BEGIN Data entries
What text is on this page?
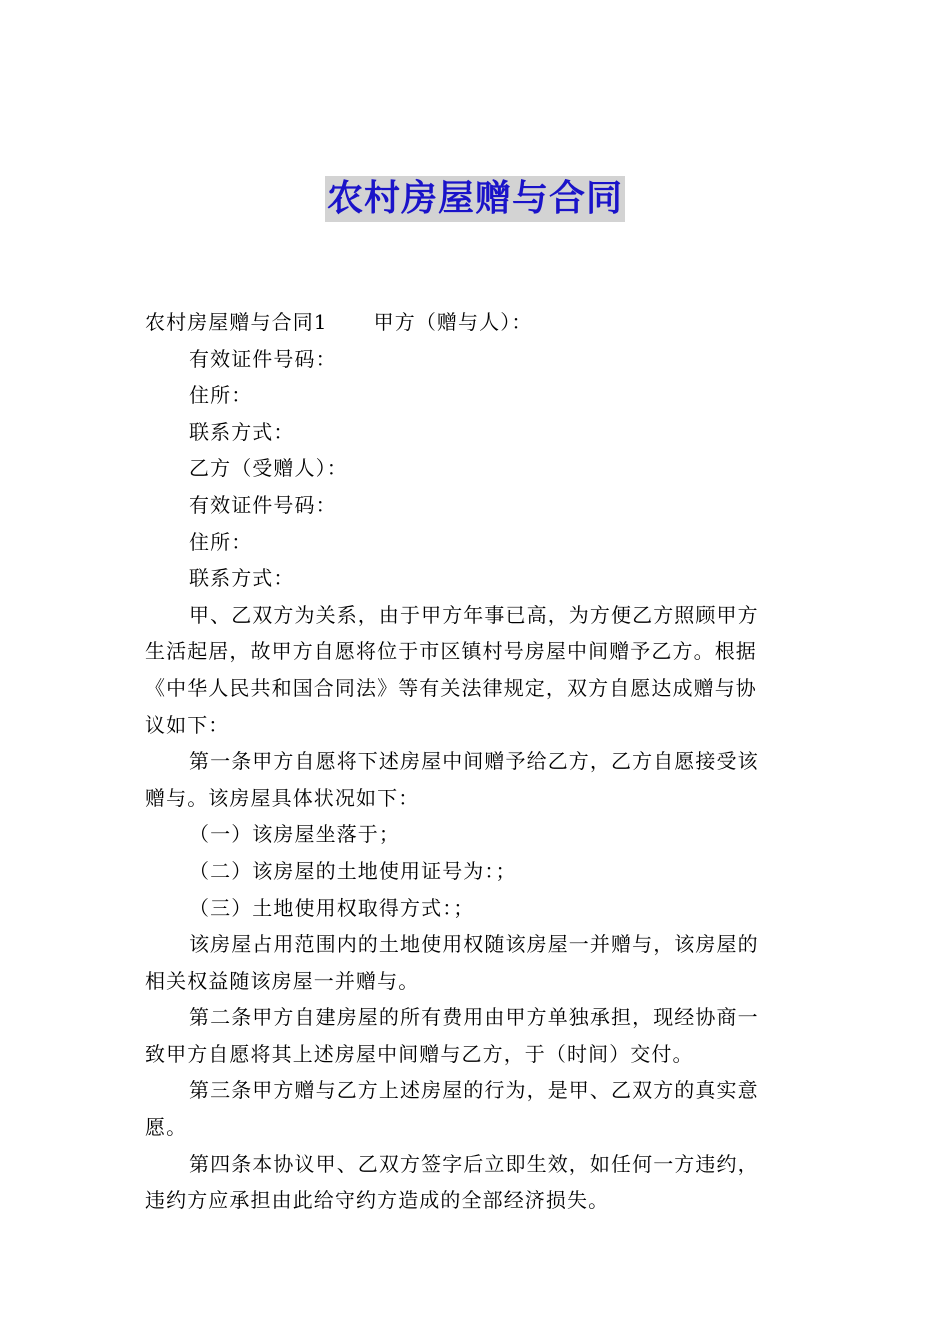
农村房屋赠与合同
农村房屋赠与合同1 甲方（赠与人）：
有效证件号码：
住所：
联系方式：
乙方（受赠人）：
有效证件号码：
住所：
联系方式：
甲、乙双方为关系，由于甲方年事已高，为方便乙方照顾甲方
生活起居，故甲方自愿将位于市区镇村号房屋中间赠予乙方。根据
《中华人民共和国合同法》等有关法律规定，双方自愿达成赠与协
议如下：
第一条甲方自愿将下述房屋中间赠予给乙方，乙方自愿接受该
赠与。该房屋具体状况如下：
（一）该房屋坐落于；
（二）该房屋的土地使用证号为：；
（三）土地使用权取得方式：；
该房屋占用范围内的土地使用权随该房屋一并赠与，该房屋的
相关权益随该房屋一并赠与。
第二条甲方自建房屋的所有费用由甲方单独承担，现经协商一
致甲方自愿将其上述房屋中间赠与乙方，于（时间）交付。
第三条甲方赠与乙方上述房屋的行为，是甲、乙双方的真实意
愿。
第四条本协议甲、乙双方签字后立即生效，如任何一方违约，
违约方应承担由此给守约方造成的全部经济损失。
END Data entries
Reproduce all of the material exactly, apart from the pictures.

What text is on this page?
农村房屋赠与合同
农村房屋赠与合同1 甲方（赠与人）：
有效证件号码：
住所：
联系方式：
乙方（受赠人）：
有效证件号码：
住所：
联系方式：
甲、乙双方为关系，由于甲方年事已高，为方便乙方照顾甲方
生活起居，故甲方自愿将位于市区镇村号房屋中间赠予乙方。根据
《中华人民共和国合同法》等有关法律规定，双方自愿达成赠与协
议如下：
第一条甲方自愿将下述房屋中间赠予给乙方，乙方自愿接受该
赠与。该房屋具体状况如下：
（一）该房屋坐落于；
（二）该房屋的土地使用证号为：；
（三）土地使用权取得方式：；
该房屋占用范围内的土地使用权随该房屋一并赠与，该房屋的
相关权益随该房屋一并赠与。
第二条甲方自建房屋的所有费用由甲方单独承担，现经协商一
致甲方自愿将其上述房屋中间赠与乙方，于（时间）交付。
第三条甲方赠与乙方上述房屋的行为，是甲、乙双方的真实意
愿。
第四条本协议甲、乙双方签字后立即生效，如任何一方违约，
违约方应承担由此给守约方造成的全部经济损失。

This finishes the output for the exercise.